Short problem: Copy every line of the data in which the word "connecter" occurs.

Entries taken from a collection
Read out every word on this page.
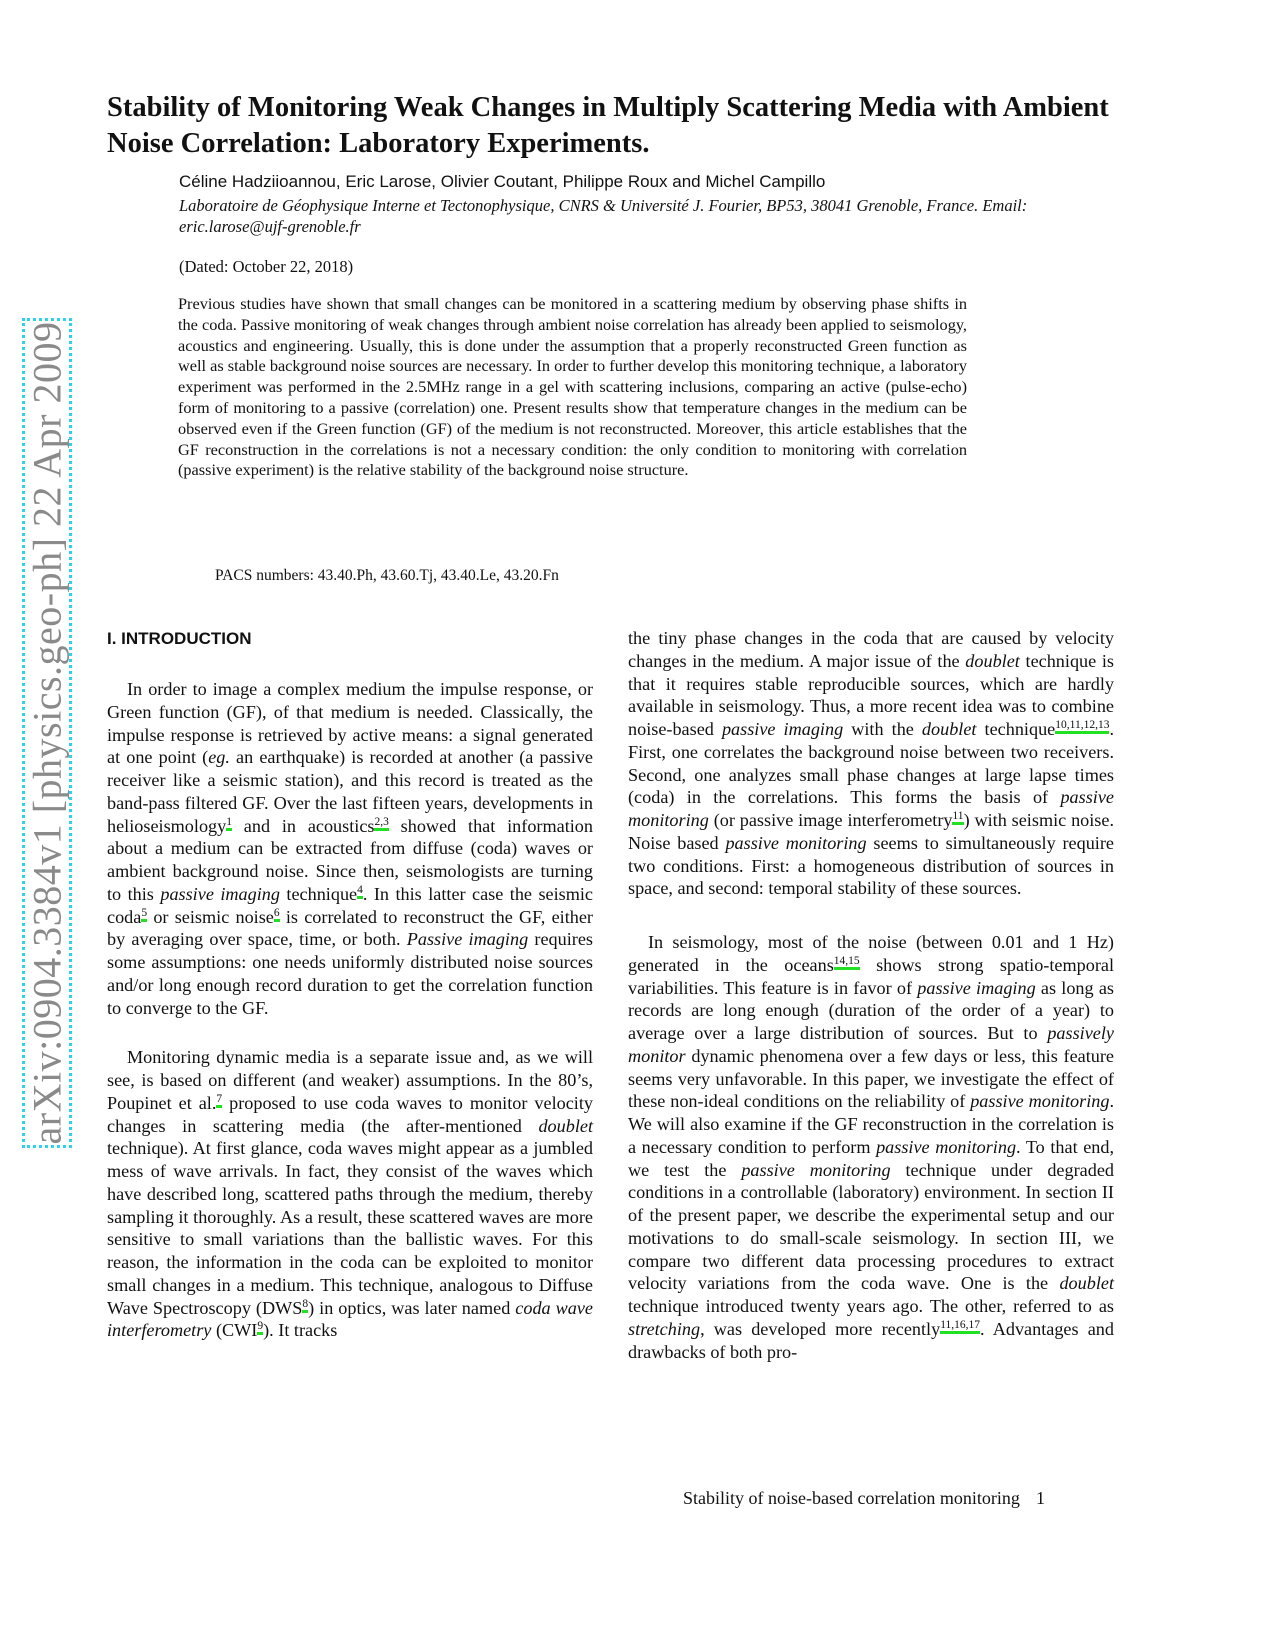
arXiv:0904.3384v1 [physics.geo-ph] 22 Apr 2009
Stability of Monitoring Weak Changes in Multiply Scattering Media with Ambient Noise Correlation: Laboratory Experiments.
Céline Hadziioannou, Eric Larose, Olivier Coutant, Philippe Roux and Michel Campillo
Laboratoire de Géophysique Interne et Tectonophysique, CNRS & Université J. Fourier, BP53, 38041 Grenoble, France. Email: eric.larose@ujf-grenoble.fr
(Dated: October 22, 2018)
Previous studies have shown that small changes can be monitored in a scattering medium by observing phase shifts in the coda. Passive monitoring of weak changes through ambient noise correlation has already been applied to seismology, acoustics and engineering. Usually, this is done under the assumption that a properly reconstructed Green function as well as stable background noise sources are necessary. In order to further develop this monitoring technique, a laboratory experiment was performed in the 2.5MHz range in a gel with scattering inclusions, comparing an active (pulse-echo) form of monitoring to a passive (correlation) one. Present results show that temperature changes in the medium can be observed even if the Green function (GF) of the medium is not reconstructed. Moreover, this article establishes that the GF reconstruction in the correlations is not a necessary condition: the only condition to monitoring with correlation (passive experiment) is the relative stability of the background noise structure.
PACS numbers: 43.40.Ph, 43.60.Tj, 43.40.Le, 43.20.Fn
I. INTRODUCTION

In order to image a complex medium the impulse response, or Green function (GF), of that medium is needed. Classically, the impulse response is retrieved by active means: a signal generated at one point (eg. an earthquake) is recorded at another (a passive receiver like a seismic station), and this record is treated as the band-pass filtered GF. Over the last fifteen years, developments in helioseismology$^1$ and in acoustics$^{2,3}$ showed that information about a medium can be extracted from diffuse (coda) waves or ambient background noise. Since then, seismologists are turning to this passive imaging technique$^4$. In this latter case the seismic coda$^5$ or seismic noise$^6$ is correlated to reconstruct the GF, either by averaging over space, time, or both. Passive imaging requires some assumptions: one needs uniformly distributed noise sources and/or long enough record duration to get the correlation function to converge to the GF.

Monitoring dynamic media is a separate issue and, as we will see, is based on different (and weaker) assumptions. In the 80’s, Poupinet et al.$^7$ proposed to use coda waves to monitor velocity changes in scattering media (the after-mentioned doublet technique). At first glance, coda waves might appear as a jumbled mess of wave arrivals. In fact, they consist of the waves which have described long, scattered paths through the medium, thereby sampling it thoroughly. As a result, these scattered waves are more sensitive to small variations than the ballistic waves. For this reason, the information in the coda can be exploited to monitor small changes in a medium. This technique, analogous to Diffuse Wave Spectroscopy (DWS$^8$) in optics, was later named coda wave interferometry (CWI$^9$). It tracks

the tiny phase changes in the coda that are caused by velocity changes in the medium. A major issue of the doublet technique is that it requires stable reproducible sources, which are hardly available in seismology. Thus, a more recent idea was to combine noise-based passive imaging with the doublet technique$^{10,11,12,13}$. First, one correlates the background noise between two receivers. Second, one analyzes small phase changes at large lapse times (coda) in the correlations. This forms the basis of passive monitoring (or passive image interferometry$^{11}$) with seismic noise. Noise based passive monitoring seems to simultaneously require two conditions. First: a homogeneous distribution of sources in space, and second: temporal stability of these sources.

In seismology, most of the noise (between 0.01 and 1 Hz) generated in the oceans$^{14,15}$ shows strong spatio-temporal variabilities. This feature is in favor of passive imaging as long as records are long enough (duration of the order of a year) to average over a large distribution of sources. But to passively monitor dynamic phenomena over a few days or less, this feature seems very unfavorable. In this paper, we investigate the effect of these non-ideal conditions on the reliability of passive monitoring. We will also examine if the GF reconstruction in the correlation is a necessary condition to perform passive monitoring. To that end, we test the passive monitoring technique under degraded conditions in a controllable (laboratory) environment. In section II of the present paper, we describe the experimental setup and our motivations to do small-scale seismology. In section III, we compare two different data processing procedures to extract velocity variations from the coda wave. One is the doublet technique introduced twenty years ago. The other, referred to as stretching, was developed more recently$^{11,16,17}$. Advantages and drawbacks of both pro-

Stability of noise-based correlation monitoring 1
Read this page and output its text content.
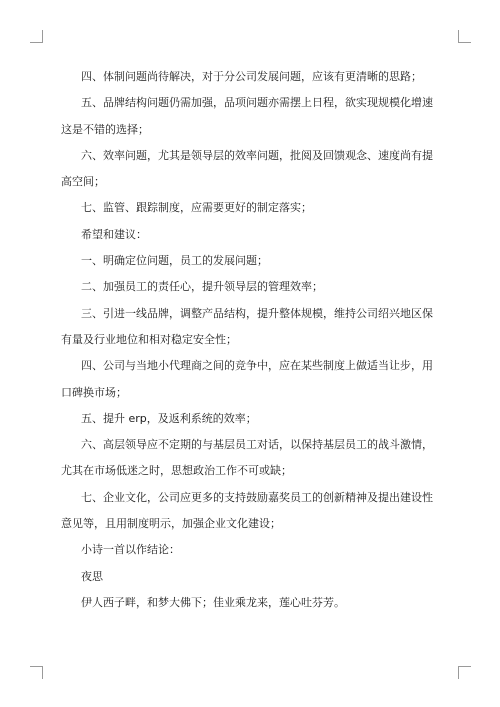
四、体制问题尚待解决，对于分公司发展问题，应该有更清晰的思路；

五、品牌结构问题仍需加强，品项问题亦需摆上日程，欲实现规模化增速这是不错的选择；

六、效率问题，尤其是领导层的效率问题，批阅及回馈观念、速度尚有提高空间；

七、监管、跟踪制度，应需要更好的制定落实；

希望和建议：

一、明确定位问题，员工的发展问题；

二、加强员工的责任心，提升领导层的管理效率；

三、引进一线品牌，调整产品结构，提升整体规模，维持公司绍兴地区保有量及行业地位和相对稳定安全性；

四、公司与当地小代理商之间的竞争中，应在某些制度上做适当让步，用口碑换市场；

五、提升 erp，及返利系统的效率；

六、高层领导应不定期的与基层员工对话，以保持基层员工的战斗激情，尤其在市场低迷之时，思想政治工作不可或缺；

七、企业文化，公司应更多的支持鼓励嘉奖员工的创新精神及提出建设性意见等，且用制度明示，加强企业文化建设；

小诗一首以作结论：

夜思

伊人西子畔，和梦大佛下；佳业乘龙来，莲心吐芬芳。
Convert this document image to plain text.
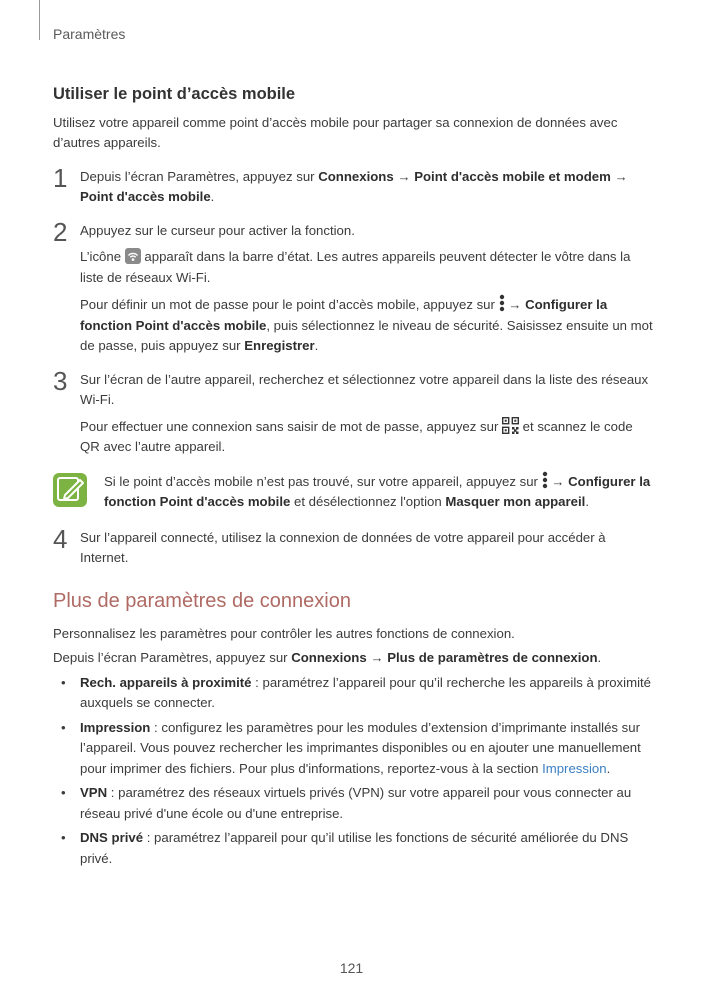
Paramètres
Utiliser le point d’accès mobile

Utilisez votre appareil comme point d’accès mobile pour partager sa connexion de données avec d’autres appareils.

1 Depuis l’écran Paramètres, appuyez sur Connexions → Point d'accès mobile et modem → Point d'accès mobile.

2 Appuyez sur le curseur pour activer la fonction.

L’icône  apparaît dans la barre d’état. Les autres appareils peuvent détecter le vôtre dans la liste de réseaux Wi-Fi.

Pour définir un mot de passe pour le point d’accès mobile, appuyez sur  → Configurer la fonction Point d'accès mobile, puis sélectionnez le niveau de sécurité. Saisissez ensuite un mot de passe, puis appuyez sur Enregistrer.

3 Sur l’écran de l’autre appareil, recherchez et sélectionnez votre appareil dans la liste des réseaux Wi-Fi.

Pour effectuer une connexion sans saisir de mot de passe, appuyez sur  et scannez le code QR avec l’autre appareil.

Si le point d’accès mobile n’est pas trouvé, sur votre appareil, appuyez sur  → Configurer la fonction Point d'accès mobile et désélectionnez l'option Masquer mon appareil.

4 Sur l’appareil connecté, utilisez la connexion de données de votre appareil pour accéder à Internet.

Plus de paramètres de connexion

Personnalisez les paramètres pour contrôler les autres fonctions de connexion.

Depuis l’écran Paramètres, appuyez sur Connexions → Plus de paramètres de connexion.

• Rech. appareils à proximité : paramétrez l’appareil pour qu’il recherche les appareils à proximité auxquels se connecter.
• Impression : configurez les paramètres pour les modules d’extension d’imprimante installés sur l’appareil. Vous pouvez rechercher les imprimantes disponibles ou en ajouter une manuellement pour imprimer des fichiers. Pour plus d'informations, reportez-vous à la section Impression.
• VPN : paramétrez des réseaux virtuels privés (VPN) sur votre appareil pour vous connecter au réseau privé d'une école ou d'une entreprise.
• DNS privé : paramétrez l’appareil pour qu’il utilise les fonctions de sécurité améliorée du DNS privé.
121
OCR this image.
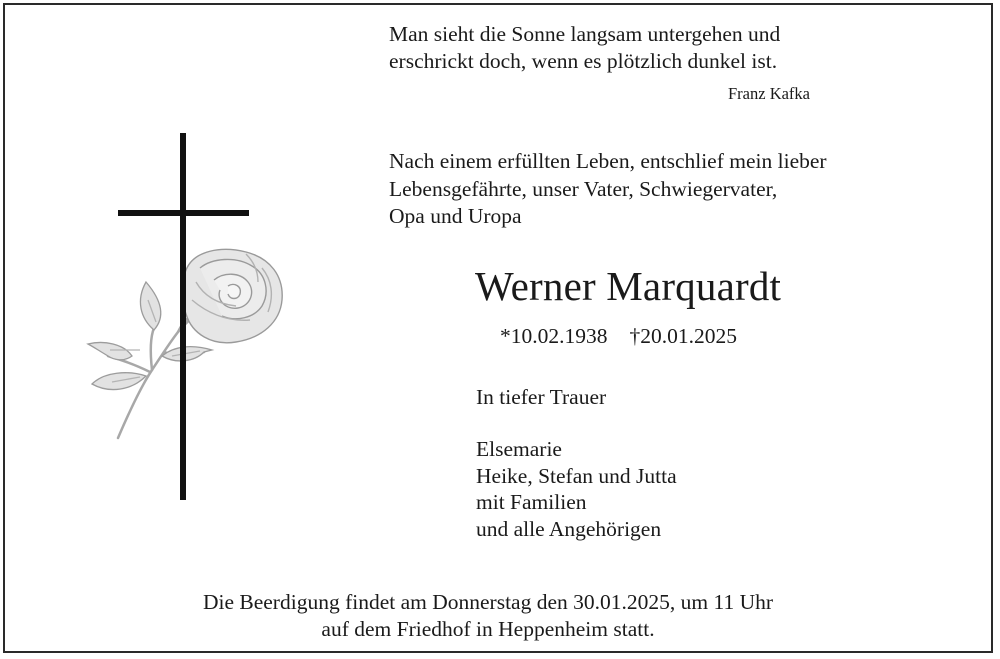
Man sieht die Sonne langsam untergehen und
erschrickt doch, wenn es plötzlich dunkel ist.
Franz Kafka
Nach einem erfüllten Leben, entschlief mein lieber
Lebensgefährte, unser Vater, Schwiegervater,
Opa und Uropa
Werner Marquardt
*10.02.1938 †20.01.2025
In tiefer Trauer
Elsemarie
Heike, Stefan und Jutta
mit Familien
und alle Angehörigen
Die Beerdigung findet am Donnerstag den 30.01.2025, um 11 Uhr
auf dem Friedhof in Heppenheim statt.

Answer to the task:
• Rech. appareils à proximité : paramétrez l’appareil pour qu’il recherche les appareils à proximité auxquels se connecter.
• VPN : paramétrez des réseaux virtuels privés (VPN) sur votre appareil pour vous connecter au réseau privé d'une école ou d'une entreprise.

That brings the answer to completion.